[Start Dataset content]
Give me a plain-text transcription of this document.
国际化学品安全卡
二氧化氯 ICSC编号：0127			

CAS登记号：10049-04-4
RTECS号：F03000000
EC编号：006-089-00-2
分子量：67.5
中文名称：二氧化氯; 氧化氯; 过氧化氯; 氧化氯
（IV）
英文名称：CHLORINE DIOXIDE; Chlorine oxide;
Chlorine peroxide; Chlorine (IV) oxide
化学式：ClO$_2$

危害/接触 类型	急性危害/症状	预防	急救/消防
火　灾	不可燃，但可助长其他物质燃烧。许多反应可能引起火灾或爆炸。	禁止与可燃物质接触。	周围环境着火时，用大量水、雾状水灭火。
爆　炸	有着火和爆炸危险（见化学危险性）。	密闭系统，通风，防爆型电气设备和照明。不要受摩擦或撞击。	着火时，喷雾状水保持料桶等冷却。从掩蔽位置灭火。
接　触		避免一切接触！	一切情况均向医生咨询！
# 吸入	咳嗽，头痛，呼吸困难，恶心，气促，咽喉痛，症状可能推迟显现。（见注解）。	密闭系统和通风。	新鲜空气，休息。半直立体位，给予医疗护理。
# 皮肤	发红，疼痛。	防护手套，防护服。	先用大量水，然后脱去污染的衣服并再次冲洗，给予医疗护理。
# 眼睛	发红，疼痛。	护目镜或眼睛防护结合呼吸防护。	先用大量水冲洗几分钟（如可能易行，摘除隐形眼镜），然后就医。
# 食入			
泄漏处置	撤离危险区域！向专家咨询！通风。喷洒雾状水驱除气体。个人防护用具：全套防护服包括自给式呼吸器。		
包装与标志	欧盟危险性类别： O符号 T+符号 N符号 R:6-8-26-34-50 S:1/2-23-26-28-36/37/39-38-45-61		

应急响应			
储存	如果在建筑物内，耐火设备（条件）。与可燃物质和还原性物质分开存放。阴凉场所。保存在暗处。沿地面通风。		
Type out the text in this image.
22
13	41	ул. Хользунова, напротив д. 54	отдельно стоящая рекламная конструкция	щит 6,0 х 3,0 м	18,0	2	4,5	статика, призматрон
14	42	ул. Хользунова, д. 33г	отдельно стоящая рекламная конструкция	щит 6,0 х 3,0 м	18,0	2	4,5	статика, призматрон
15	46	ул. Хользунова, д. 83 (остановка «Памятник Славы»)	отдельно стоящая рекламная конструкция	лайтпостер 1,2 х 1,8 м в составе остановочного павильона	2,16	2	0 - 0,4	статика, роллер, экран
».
[End Dataset content]
### Stated task
Show the lines of the data that hold the word "oxide".

### The solution
英文名称：CHLORINE DIOXIDE; Chlorine oxide;
Chlorine peroxide; Chlorine (IV) oxide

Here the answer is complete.